===== Record extracts

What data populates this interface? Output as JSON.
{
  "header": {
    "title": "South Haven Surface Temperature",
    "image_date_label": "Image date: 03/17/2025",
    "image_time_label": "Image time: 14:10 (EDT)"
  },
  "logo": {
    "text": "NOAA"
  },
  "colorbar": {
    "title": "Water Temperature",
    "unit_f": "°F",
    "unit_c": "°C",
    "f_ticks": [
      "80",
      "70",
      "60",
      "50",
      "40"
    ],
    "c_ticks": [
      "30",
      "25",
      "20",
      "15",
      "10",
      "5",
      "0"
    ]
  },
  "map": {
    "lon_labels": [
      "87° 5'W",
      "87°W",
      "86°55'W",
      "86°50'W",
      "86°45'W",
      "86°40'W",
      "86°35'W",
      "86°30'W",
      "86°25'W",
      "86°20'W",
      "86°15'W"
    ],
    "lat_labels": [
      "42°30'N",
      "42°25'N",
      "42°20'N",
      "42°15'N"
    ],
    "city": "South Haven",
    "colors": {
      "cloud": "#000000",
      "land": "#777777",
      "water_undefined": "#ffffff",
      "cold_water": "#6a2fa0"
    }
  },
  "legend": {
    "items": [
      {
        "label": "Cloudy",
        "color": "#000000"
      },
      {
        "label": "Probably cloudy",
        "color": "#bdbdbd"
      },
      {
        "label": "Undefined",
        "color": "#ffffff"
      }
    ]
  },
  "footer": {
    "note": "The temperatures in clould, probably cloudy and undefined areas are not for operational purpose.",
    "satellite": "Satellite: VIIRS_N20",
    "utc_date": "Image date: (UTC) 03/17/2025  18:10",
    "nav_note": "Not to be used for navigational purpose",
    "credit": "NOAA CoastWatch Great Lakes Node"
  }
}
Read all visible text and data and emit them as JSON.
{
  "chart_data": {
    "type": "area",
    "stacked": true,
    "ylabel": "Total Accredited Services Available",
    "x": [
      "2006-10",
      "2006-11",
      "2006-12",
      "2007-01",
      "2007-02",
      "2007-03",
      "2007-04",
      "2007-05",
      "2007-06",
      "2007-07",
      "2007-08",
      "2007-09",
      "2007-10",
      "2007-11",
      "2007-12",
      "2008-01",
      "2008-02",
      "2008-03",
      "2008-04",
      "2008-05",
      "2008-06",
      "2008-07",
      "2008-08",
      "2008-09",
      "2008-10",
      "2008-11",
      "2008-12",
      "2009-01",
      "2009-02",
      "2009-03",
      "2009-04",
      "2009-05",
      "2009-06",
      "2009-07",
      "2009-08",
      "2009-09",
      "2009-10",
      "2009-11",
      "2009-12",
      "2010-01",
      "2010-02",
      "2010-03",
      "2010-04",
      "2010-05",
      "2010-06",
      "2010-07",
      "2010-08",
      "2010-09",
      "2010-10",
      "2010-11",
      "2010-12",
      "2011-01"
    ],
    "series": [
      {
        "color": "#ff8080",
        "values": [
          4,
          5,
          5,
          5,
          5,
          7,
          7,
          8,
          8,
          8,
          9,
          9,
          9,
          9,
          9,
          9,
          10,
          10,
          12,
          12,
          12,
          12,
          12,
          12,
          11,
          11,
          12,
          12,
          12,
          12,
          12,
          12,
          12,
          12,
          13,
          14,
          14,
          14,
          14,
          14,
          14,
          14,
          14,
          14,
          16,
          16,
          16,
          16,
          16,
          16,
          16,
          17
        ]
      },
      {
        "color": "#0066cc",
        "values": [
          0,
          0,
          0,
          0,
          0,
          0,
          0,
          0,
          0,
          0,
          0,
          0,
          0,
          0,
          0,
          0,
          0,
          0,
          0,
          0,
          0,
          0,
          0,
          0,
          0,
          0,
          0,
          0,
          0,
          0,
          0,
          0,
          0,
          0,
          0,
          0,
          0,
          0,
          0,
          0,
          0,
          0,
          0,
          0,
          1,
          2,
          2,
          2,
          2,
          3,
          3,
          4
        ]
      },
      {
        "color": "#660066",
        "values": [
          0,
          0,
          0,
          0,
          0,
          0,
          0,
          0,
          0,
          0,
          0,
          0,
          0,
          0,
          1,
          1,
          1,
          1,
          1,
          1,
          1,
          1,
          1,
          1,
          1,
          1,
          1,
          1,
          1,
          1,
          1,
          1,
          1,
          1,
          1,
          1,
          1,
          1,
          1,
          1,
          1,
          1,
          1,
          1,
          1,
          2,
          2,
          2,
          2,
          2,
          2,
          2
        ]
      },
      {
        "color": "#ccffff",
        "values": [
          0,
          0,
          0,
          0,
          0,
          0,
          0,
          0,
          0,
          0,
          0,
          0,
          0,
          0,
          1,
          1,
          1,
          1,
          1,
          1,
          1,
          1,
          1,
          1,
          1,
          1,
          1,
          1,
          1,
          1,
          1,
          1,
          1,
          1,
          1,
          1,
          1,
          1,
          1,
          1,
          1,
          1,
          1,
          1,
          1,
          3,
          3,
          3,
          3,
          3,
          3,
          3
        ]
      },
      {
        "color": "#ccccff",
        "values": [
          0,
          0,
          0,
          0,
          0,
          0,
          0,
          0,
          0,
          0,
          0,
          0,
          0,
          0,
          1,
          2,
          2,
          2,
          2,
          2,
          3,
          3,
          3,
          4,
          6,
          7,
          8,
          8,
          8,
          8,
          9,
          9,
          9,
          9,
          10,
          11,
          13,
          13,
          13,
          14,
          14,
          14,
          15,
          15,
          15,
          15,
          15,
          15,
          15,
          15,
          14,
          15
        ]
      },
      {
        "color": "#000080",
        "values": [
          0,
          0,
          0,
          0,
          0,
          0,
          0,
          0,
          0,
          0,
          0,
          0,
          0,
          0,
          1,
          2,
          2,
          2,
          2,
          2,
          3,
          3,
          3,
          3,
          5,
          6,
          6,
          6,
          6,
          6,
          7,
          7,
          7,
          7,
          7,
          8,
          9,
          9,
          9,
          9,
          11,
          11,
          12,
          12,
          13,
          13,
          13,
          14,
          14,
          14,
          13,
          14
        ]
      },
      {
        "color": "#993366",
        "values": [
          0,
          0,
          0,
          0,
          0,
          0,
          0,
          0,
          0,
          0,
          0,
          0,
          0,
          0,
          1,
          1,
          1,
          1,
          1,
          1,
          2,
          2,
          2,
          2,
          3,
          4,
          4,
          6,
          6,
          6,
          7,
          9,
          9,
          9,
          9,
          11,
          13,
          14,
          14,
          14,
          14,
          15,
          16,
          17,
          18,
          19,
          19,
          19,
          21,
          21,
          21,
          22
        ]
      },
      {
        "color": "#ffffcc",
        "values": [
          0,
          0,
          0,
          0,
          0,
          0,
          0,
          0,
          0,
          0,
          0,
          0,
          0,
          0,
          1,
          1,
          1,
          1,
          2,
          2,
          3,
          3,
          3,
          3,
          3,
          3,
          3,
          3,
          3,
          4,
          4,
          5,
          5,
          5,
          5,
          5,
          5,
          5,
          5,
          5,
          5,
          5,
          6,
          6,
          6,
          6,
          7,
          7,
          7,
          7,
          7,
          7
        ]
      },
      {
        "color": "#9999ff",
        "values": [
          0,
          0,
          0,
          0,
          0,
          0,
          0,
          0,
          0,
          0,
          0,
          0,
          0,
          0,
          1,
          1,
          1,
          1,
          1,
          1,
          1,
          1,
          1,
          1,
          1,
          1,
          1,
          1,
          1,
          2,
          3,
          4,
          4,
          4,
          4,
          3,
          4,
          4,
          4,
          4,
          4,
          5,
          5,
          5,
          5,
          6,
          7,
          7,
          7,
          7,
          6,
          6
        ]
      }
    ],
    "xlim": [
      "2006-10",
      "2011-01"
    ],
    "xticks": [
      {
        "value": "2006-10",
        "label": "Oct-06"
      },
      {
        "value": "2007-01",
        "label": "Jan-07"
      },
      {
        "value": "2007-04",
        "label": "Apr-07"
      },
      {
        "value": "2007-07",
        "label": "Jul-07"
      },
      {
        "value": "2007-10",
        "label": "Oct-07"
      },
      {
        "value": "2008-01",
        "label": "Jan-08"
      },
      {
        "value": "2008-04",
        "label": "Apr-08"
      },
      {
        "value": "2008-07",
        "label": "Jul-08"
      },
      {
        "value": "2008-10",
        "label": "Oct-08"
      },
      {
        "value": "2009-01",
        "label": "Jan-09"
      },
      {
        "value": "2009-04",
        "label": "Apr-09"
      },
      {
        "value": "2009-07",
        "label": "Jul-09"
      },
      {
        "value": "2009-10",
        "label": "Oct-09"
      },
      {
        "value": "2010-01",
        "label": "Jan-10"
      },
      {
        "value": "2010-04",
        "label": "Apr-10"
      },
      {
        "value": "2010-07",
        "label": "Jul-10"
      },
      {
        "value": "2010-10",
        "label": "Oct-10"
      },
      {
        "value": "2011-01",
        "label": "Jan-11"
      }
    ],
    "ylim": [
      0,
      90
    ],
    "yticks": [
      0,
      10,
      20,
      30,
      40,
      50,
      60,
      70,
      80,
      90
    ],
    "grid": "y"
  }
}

==========

▶ **What is being asked**
Look through the entries above and report the number of lines that contain "ffffff". Write only the number.

▶ **Written response**
2